**** LISTED ENTRIES

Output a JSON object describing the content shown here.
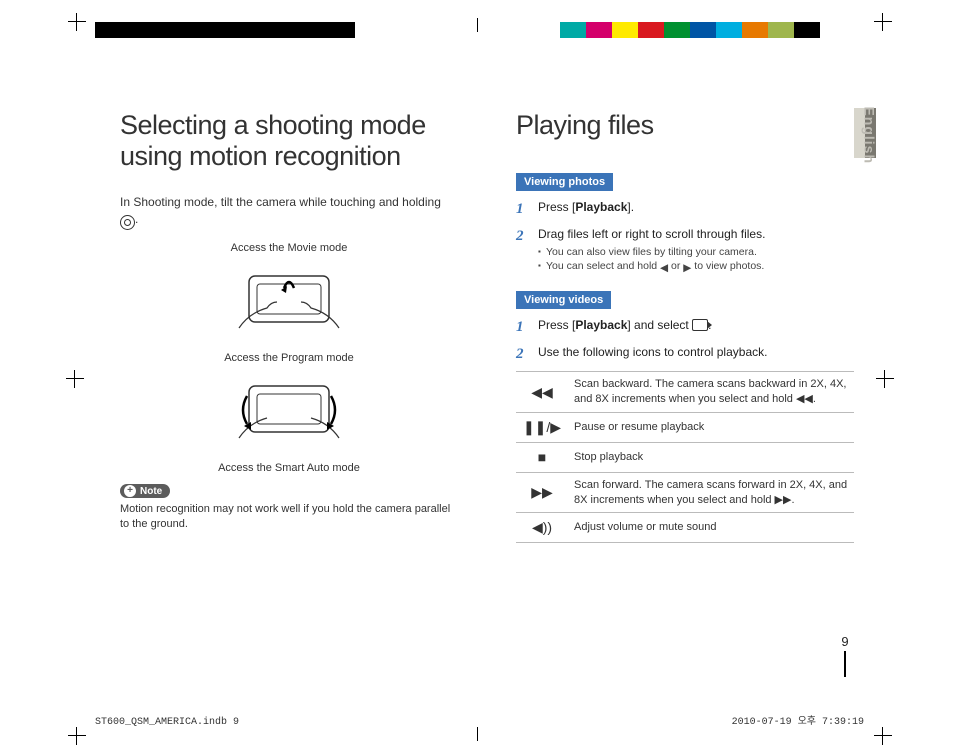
{
  "meta": {
    "language_tab": "English",
    "page_number": "9",
    "footer_left": "ST600_QSM_AMERICA.indb   9",
    "footer_right": "2010-07-19   오후 7:39:19"
  },
  "left": {
    "heading": "Selecting a shooting mode using motion recognition",
    "intro_pre": "In Shooting mode, tilt the camera while touching and holding ",
    "intro_post": ".",
    "caption1": "Access the Movie mode",
    "caption2": "Access the Program mode",
    "caption3": "Access the Smart Auto mode",
    "note_label": "Note",
    "note_text": "Motion recognition may not work well if you hold the camera parallel to the ground."
  },
  "right": {
    "heading": "Playing files",
    "section_photos": "Viewing photos",
    "photos_step1_pre": "Press [",
    "photos_step1_bold": "Playback",
    "photos_step1_post": "].",
    "photos_step2": "Drag files left or right to scroll through files.",
    "photos_sub1": "You can also view files by tilting your camera.",
    "photos_sub2_pre": "You can select and hold ",
    "photos_sub2_mid": " or ",
    "photos_sub2_post": " to view photos.",
    "section_videos": "Viewing videos",
    "videos_step1_pre": "Press [",
    "videos_step1_bold": "Playback",
    "videos_step1_mid": "] and select ",
    "videos_step1_post": ".",
    "videos_step2": "Use the following icons to control playback.",
    "table": {
      "row1": "Scan backward. The camera scans backward in 2X, 4X, and 8X increments when you select and hold ◀◀.",
      "row2": "Pause or resume playback",
      "row3": "Stop playback",
      "row4": "Scan forward. The camera scans forward in 2X, 4X, and 8X increments when you select and hold ▶▶.",
      "row5": "Adjust volume or mute sound"
    },
    "color_bar": [
      "#00aaa5",
      "#d4006b",
      "#ffea00",
      "#d91920",
      "#009030",
      "#0055a5",
      "#00aee0",
      "#e77900",
      "#9fb64d",
      "#000000"
    ]
  }
}
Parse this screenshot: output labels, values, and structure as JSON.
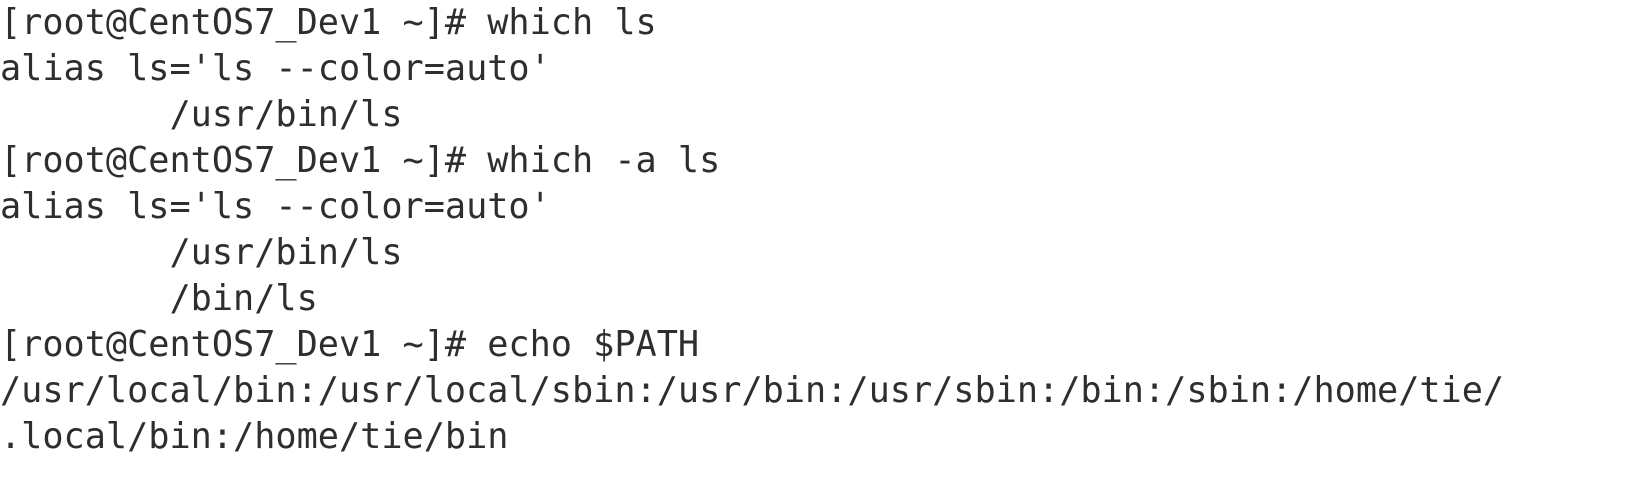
{
  "terminal": {
    "lines": [
      "[root@CentOS7_Dev1 ~]# which ls",
      "alias ls='ls --color=auto'",
      "        /usr/bin/ls",
      "[root@CentOS7_Dev1 ~]# which -a ls",
      "alias ls='ls --color=auto'",
      "        /usr/bin/ls",
      "        /bin/ls",
      "[root@CentOS7_Dev1 ~]# echo $PATH",
      "/usr/local/bin:/usr/local/sbin:/usr/bin:/usr/sbin:/bin:/sbin:/home/tie/",
      ".local/bin:/home/tie/bin"
    ],
    "text_color": "#2e2e2e",
    "background_color": "#ffffff"
  }
}
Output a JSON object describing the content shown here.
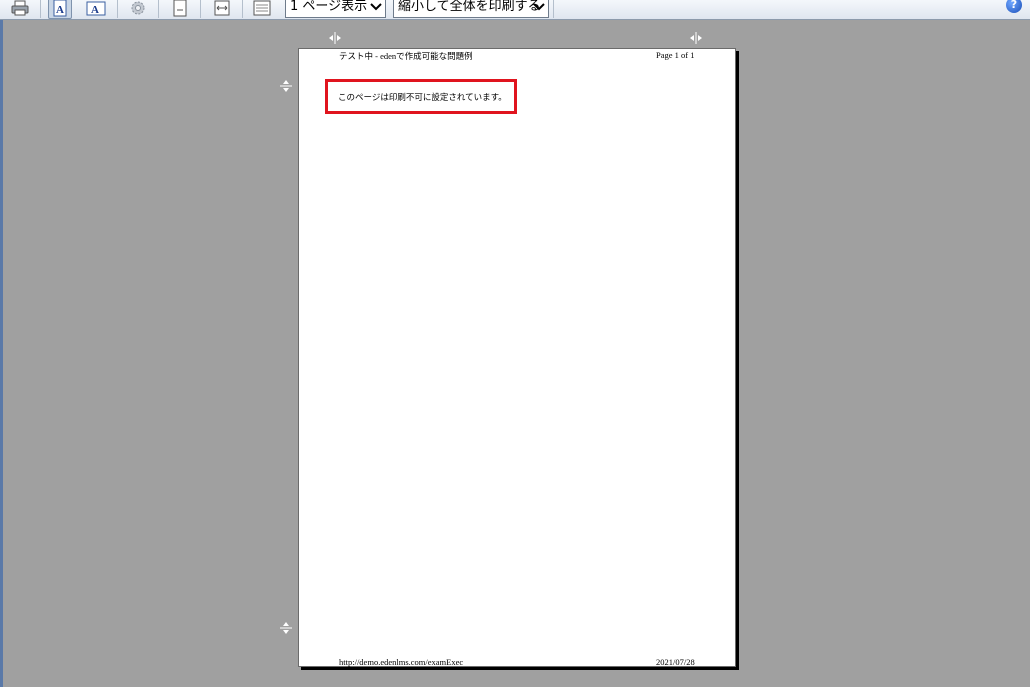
{
  "toolbar": {
    "page_view_select": "1 ページ表示",
    "print_mode_select": "縮小して全体を印刷する",
    "help_label": "?"
  },
  "page": {
    "header_left": "テスト中 - edenで作成可能な問題例",
    "header_right": "Page 1 of 1",
    "message": "このページは印刷不可に設定されています。",
    "footer_left": "http://demo.edenlms.com/examExec",
    "footer_right": "2021/07/28"
  },
  "colors": {
    "background": "#a0a0a0",
    "highlight_box": "#e0141e"
  }
}
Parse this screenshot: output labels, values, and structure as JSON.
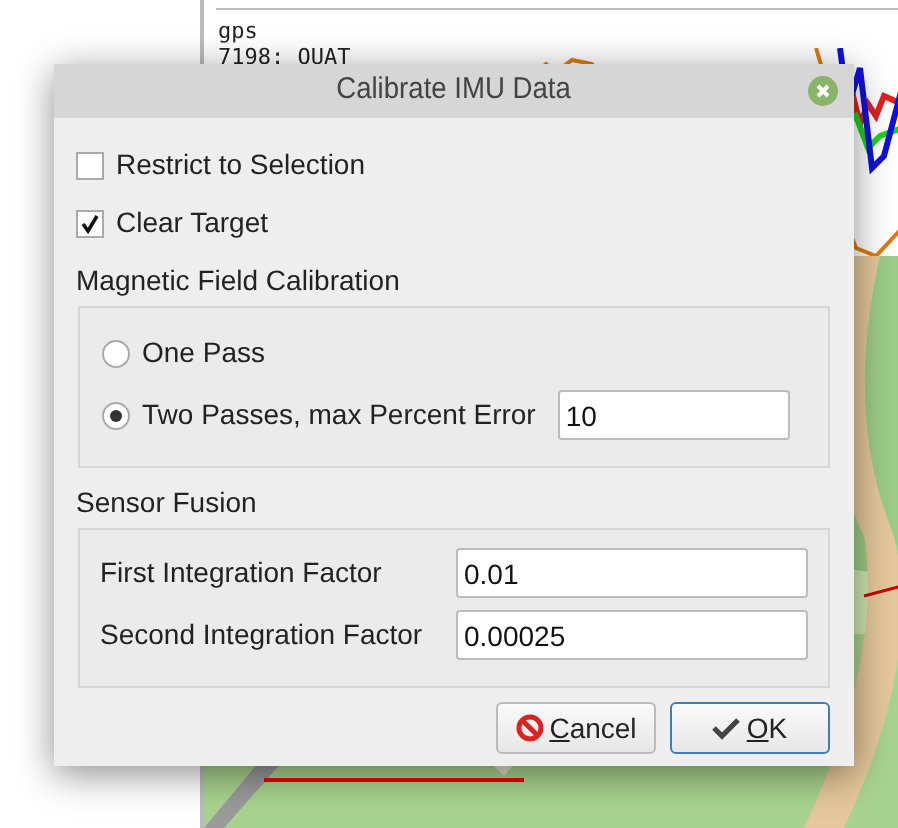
{
  "background": {
    "panel_label": "gps",
    "series_label": "7198: QUAT"
  },
  "window": {
    "title": "Calibrate IMU Data"
  },
  "options": [
    {
      "label": "Restrict to Selection",
      "checked": false
    },
    {
      "label": "Clear Target",
      "checked": true
    }
  ],
  "magnetic_field_calibration": {
    "title": "Magnetic Field Calibration",
    "choices": [
      {
        "label": "One Pass",
        "selected": false
      },
      {
        "label": "Two Passes, max Percent Error",
        "selected": true,
        "value": "10"
      }
    ]
  },
  "sensor_fusion": {
    "title": "Sensor Fusion",
    "fields": [
      {
        "label": "First Integration Factor",
        "value": "0.01"
      },
      {
        "label": "Second Integration Factor",
        "value": "0.00025"
      }
    ]
  },
  "buttons": [
    {
      "kind": "cancel",
      "mnemonic": "C",
      "rest": "ancel",
      "default": false
    },
    {
      "kind": "ok",
      "mnemonic": "O",
      "rest": "K",
      "default": true
    }
  ]
}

********

* GIVEN REQUEST:
Copy each line that contains the word "recognition".

* EXPECTED ANSWER:
    "heading": "Selecting a shooting mode using motion recognition",
    "note_text": "Motion recognition may not work well if you hold the camera parallel to the ground."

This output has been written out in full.